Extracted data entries

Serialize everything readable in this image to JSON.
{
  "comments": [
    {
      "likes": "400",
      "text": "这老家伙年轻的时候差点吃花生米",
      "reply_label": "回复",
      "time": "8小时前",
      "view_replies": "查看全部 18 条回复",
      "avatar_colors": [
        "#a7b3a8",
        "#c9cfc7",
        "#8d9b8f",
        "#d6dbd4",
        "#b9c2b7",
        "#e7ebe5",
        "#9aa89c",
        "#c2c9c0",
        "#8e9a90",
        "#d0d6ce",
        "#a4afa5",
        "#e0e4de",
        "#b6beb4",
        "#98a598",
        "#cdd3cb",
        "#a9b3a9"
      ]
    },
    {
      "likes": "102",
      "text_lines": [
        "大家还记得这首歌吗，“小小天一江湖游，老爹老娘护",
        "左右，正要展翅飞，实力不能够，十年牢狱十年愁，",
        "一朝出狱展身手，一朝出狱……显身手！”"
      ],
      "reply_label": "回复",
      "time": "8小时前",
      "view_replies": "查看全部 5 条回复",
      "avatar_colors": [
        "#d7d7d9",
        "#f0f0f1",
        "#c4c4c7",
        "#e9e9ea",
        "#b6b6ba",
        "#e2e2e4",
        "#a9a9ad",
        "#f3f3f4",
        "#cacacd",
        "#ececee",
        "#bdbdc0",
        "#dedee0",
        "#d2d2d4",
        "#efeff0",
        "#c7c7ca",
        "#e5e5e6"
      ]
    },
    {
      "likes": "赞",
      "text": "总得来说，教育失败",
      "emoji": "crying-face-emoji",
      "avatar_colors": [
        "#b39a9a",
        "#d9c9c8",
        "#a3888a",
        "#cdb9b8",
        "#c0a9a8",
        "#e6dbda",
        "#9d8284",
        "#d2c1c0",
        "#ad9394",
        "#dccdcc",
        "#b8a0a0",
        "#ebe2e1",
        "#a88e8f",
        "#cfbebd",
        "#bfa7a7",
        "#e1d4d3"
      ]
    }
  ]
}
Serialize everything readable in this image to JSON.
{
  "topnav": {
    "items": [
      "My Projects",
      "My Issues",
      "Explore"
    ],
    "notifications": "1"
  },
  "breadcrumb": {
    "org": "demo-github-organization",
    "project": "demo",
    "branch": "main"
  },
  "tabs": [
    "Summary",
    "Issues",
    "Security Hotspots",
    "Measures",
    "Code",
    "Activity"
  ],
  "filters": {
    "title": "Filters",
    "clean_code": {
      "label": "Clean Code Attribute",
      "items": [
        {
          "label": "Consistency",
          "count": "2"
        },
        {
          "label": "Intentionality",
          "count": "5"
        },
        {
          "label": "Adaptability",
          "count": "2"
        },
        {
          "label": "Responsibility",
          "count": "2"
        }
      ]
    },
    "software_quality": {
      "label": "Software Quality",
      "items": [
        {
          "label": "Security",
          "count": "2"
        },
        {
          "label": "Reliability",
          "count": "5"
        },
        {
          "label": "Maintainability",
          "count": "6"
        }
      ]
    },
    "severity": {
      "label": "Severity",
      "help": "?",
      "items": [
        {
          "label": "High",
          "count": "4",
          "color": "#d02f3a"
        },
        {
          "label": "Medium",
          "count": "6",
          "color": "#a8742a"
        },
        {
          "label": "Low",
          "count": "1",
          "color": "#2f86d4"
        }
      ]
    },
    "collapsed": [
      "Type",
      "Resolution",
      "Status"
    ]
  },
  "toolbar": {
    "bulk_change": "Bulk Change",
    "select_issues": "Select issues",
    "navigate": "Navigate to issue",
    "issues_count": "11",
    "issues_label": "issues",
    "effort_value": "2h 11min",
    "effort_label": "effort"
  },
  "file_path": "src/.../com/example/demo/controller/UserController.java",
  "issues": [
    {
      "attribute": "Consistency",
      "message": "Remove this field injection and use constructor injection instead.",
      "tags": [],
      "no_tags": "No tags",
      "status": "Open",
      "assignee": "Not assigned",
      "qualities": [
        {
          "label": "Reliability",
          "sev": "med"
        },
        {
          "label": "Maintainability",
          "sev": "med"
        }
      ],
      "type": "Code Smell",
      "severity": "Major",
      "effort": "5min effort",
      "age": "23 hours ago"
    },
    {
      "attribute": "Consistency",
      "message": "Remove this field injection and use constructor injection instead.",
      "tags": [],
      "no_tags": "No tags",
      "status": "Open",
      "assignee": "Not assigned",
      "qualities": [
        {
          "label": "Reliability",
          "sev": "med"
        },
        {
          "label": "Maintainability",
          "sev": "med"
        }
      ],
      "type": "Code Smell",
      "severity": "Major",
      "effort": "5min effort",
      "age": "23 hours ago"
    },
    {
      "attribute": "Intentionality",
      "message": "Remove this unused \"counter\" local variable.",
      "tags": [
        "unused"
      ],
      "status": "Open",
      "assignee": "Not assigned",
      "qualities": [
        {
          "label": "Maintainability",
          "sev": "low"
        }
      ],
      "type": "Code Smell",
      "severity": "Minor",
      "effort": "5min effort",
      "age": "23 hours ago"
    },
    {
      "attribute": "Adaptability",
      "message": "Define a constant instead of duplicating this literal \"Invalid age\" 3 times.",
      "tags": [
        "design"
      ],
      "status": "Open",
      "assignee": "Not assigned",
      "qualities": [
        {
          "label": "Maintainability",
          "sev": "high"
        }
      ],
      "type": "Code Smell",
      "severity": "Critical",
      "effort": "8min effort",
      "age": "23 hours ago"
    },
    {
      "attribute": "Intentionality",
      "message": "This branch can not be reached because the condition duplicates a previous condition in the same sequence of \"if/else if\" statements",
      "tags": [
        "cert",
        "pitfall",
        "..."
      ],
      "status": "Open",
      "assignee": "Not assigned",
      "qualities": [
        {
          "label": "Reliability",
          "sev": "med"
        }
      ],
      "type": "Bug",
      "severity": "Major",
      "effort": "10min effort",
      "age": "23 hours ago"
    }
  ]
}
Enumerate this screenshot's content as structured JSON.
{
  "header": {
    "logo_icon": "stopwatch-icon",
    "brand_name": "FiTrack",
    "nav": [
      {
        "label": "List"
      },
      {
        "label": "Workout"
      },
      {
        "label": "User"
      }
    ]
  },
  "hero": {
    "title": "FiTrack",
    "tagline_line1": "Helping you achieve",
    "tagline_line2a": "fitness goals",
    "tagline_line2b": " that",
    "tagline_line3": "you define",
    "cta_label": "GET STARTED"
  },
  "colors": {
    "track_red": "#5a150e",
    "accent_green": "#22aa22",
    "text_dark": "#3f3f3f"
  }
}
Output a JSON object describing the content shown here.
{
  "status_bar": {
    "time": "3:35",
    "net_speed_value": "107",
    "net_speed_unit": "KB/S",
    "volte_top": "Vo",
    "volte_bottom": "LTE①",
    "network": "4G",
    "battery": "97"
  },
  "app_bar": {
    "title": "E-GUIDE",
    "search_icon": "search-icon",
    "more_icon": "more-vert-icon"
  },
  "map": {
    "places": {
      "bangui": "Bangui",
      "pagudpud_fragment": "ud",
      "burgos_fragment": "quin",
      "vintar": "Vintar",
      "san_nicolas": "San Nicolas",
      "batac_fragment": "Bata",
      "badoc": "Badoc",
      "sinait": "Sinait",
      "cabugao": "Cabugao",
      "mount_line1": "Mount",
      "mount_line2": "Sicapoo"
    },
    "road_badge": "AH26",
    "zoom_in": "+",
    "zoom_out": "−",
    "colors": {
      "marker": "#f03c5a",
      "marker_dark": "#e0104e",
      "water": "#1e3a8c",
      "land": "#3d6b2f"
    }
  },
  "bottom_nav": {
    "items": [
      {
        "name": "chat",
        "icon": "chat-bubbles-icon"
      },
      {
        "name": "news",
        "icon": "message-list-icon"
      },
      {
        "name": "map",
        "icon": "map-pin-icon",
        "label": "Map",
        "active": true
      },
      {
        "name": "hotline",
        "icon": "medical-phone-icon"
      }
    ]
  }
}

§ Task requirements
Return the full listing, character for character.

§ Correct result
Serialize everything readable in this image to JSON.
{
  "comments": [
    {
      "likes": "400",
      "text": "这老家伙年轻的时候差点吃花生米",
      "reply_label": "回复",
      "time": "8小时前",
      "view_replies": "查看全部 18 条回复",
      "avatar_colors": [
        "#a7b3a8",
        "#c9cfc7",
        "#8d9b8f",
        "#d6dbd4",
        "#b9c2b7",
        "#e7ebe5",
        "#9aa89c",
        "#c2c9c0",
        "#8e9a90",
        "#d0d6ce",
        "#a4afa5",
        "#e0e4de",
        "#b6beb4",
        "#98a598",
        "#cdd3cb",
        "#a9b3a9"
      ]
    },
    {
      "likes": "102",
      "text_lines": [
        "大家还记得这首歌吗，“小小天一江湖游，老爹老娘护",
        "左右，正要展翅飞，实力不能够，十年牢狱十年愁，",
        "一朝出狱展身手，一朝出狱……显身手！”"
      ],
      "reply_label": "回复",
      "time": "8小时前",
      "view_replies": "查看全部 5 条回复",
      "avatar_colors": [
        "#d7d7d9",
        "#f0f0f1",
        "#c4c4c7",
        "#e9e9ea",
        "#b6b6ba",
        "#e2e2e4",
        "#a9a9ad",
        "#f3f3f4",
        "#cacacd",
        "#ececee",
        "#bdbdc0",
        "#dedee0",
        "#d2d2d4",
        "#efeff0",
        "#c7c7ca",
        "#e5e5e6"
      ]
    },
    {
      "likes": "赞",
      "text": "总得来说，教育失败",
      "emoji": "crying-face-emoji",
      "avatar_colors": [
        "#b39a9a",
        "#d9c9c8",
        "#a3888a",
        "#cdb9b8",
        "#c0a9a8",
        "#e6dbda",
        "#9d8284",
        "#d2c1c0",
        "#ad9394",
        "#dccdcc",
        "#b8a0a0",
        "#ebe2e1",
        "#a88e8f",
        "#cfbebd",
        "#bfa7a7",
        "#e1d4d3"
      ]
    }
  ]
}
Serialize everything readable in this image to JSON.
{
  "topnav": {
    "items": [
      "My Projects",
      "My Issues",
      "Explore"
    ],
    "notifications": "1"
  },
  "breadcrumb": {
    "org": "demo-github-organization",
    "project": "demo",
    "branch": "main"
  },
  "tabs": [
    "Summary",
    "Issues",
    "Security Hotspots",
    "Measures",
    "Code",
    "Activity"
  ],
  "filters": {
    "title": "Filters",
    "clean_code": {
      "label": "Clean Code Attribute",
      "items": [
        {
          "label": "Consistency",
          "count": "2"
        },
        {
          "label": "Intentionality",
          "count": "5"
        },
        {
          "label": "Adaptability",
          "count": "2"
        },
        {
          "label": "Responsibility",
          "count": "2"
        }
      ]
    },
    "software_quality": {
      "label": "Software Quality",
      "items": [
        {
          "label": "Security",
          "count": "2"
        },
        {
          "label": "Reliability",
          "count": "5"
        },
        {
          "label": "Maintainability",
          "count": "6"
        }
      ]
    },
    "severity": {
      "label": "Severity",
      "help": "?",
      "items": [
        {
          "label": "High",
          "count": "4",
          "color": "#d02f3a"
        },
        {
          "label": "Medium",
          "count": "6",
          "color": "#a8742a"
        },
        {
          "label": "Low",
          "count": "1",
          "color": "#2f86d4"
        }
      ]
    },
    "collapsed": [
      "Type",
      "Resolution",
      "Status"
    ]
  },
  "toolbar": {
    "bulk_change": "Bulk Change",
    "select_issues": "Select issues",
    "navigate": "Navigate to issue",
    "issues_count": "11",
    "issues_label": "issues",
    "effort_value": "2h 11min",
    "effort_label": "effort"
  },
  "file_path": "src/.../com/example/demo/controller/UserController.java",
  "issues": [
    {
      "attribute": "Consistency",
      "message": "Remove this field injection and use constructor injection instead.",
      "tags": [],
      "no_tags": "No tags",
      "status": "Open",
      "assignee": "Not assigned",
      "qualities": [
        {
          "label": "Reliability",
          "sev": "med"
        },
        {
          "label": "Maintainability",
          "sev": "med"
        }
      ],
      "type": "Code Smell",
      "severity": "Major",
      "effort": "5min effort",
      "age": "23 hours ago"
    },
    {
      "attribute": "Consistency",
      "message": "Remove this field injection and use constructor injection instead.",
      "tags": [],
      "no_tags": "No tags",
      "status": "Open",
      "assignee": "Not assigned",
      "qualities": [
        {
          "label": "Reliability",
          "sev": "med"
        },
        {
          "label": "Maintainability",
          "sev": "med"
        }
      ],
      "type": "Code Smell",
      "severity": "Major",
      "effort": "5min effort",
      "age": "23 hours ago"
    },
    {
      "attribute": "Intentionality",
      "message": "Remove this unused \"counter\" local variable.",
      "tags": [
        "unused"
      ],
      "status": "Open",
      "assignee": "Not assigned",
      "qualities": [
        {
          "label": "Maintainability",
          "sev": "low"
        }
      ],
      "type": "Code Smell",
      "severity": "Minor",
      "effort": "5min effort",
      "age": "23 hours ago"
    },
    {
      "attribute": "Adaptability",
      "message": "Define a constant instead of duplicating this literal \"Invalid age\" 3 times.",
      "tags": [
        "design"
      ],
      "status": "Open",
      "assignee": "Not assigned",
      "qualities": [
        {
          "label": "Maintainability",
          "sev": "high"
        }
      ],
      "type": "Code Smell",
      "severity": "Critical",
      "effort": "8min effort",
      "age": "23 hours ago"
    },
    {
      "attribute": "Intentionality",
      "message": "This branch can not be reached because the condition duplicates a previous condition in the same sequence of \"if/else if\" statements",
      "tags": [
        "cert",
        "pitfall",
        "..."
      ],
      "status": "Open",
      "assignee": "Not assigned",
      "qualities": [
        {
          "label": "Reliability",
          "sev": "med"
        }
      ],
      "type": "Bug",
      "severity": "Major",
      "effort": "10min effort",
      "age": "23 hours ago"
    }
  ]
}
Enumerate this screenshot's content as structured JSON.
{
  "header": {
    "logo_icon": "stopwatch-icon",
    "brand_name": "FiTrack",
    "nav": [
      {
        "label": "List"
      },
      {
        "label": "Workout"
      },
      {
        "label": "User"
      }
    ]
  },
  "hero": {
    "title": "FiTrack",
    "tagline_line1": "Helping you achieve",
    "tagline_line2a": "fitness goals",
    "tagline_line2b": " that",
    "tagline_line3": "you define",
    "cta_label": "GET STARTED"
  },
  "colors": {
    "track_red": "#5a150e",
    "accent_green": "#22aa22",
    "text_dark": "#3f3f3f"
  }
}
Output a JSON object describing the content shown here.
{
  "status_bar": {
    "time": "3:35",
    "net_speed_value": "107",
    "net_speed_unit": "KB/S",
    "volte_top": "Vo",
    "volte_bottom": "LTE①",
    "network": "4G",
    "battery": "97"
  },
  "app_bar": {
    "title": "E-GUIDE",
    "search_icon": "search-icon",
    "more_icon": "more-vert-icon"
  },
  "map": {
    "places": {
      "bangui": "Bangui",
      "pagudpud_fragment": "ud",
      "burgos_fragment": "quin",
      "vintar": "Vintar",
      "san_nicolas": "San Nicolas",
      "batac_fragment": "Bata",
      "badoc": "Badoc",
      "sinait": "Sinait",
      "cabugao": "Cabugao",
      "mount_line1": "Mount",
      "mount_line2": "Sicapoo"
    },
    "road_badge": "AH26",
    "zoom_in": "+",
    "zoom_out": "−",
    "colors": {
      "marker": "#f03c5a",
      "marker_dark": "#e0104e",
      "water": "#1e3a8c",
      "land": "#3d6b2f"
    }
  },
  "bottom_nav": {
    "items": [
      {
        "name": "chat",
        "icon": "chat-bubbles-icon"
      },
      {
        "name": "news",
        "icon": "message-list-icon"
      },
      {
        "name": "map",
        "icon": "map-pin-icon",
        "label": "Map",
        "active": true
      },
      {
        "name": "hotline",
        "icon": "medical-phone-icon"
      }
    ]
  }
}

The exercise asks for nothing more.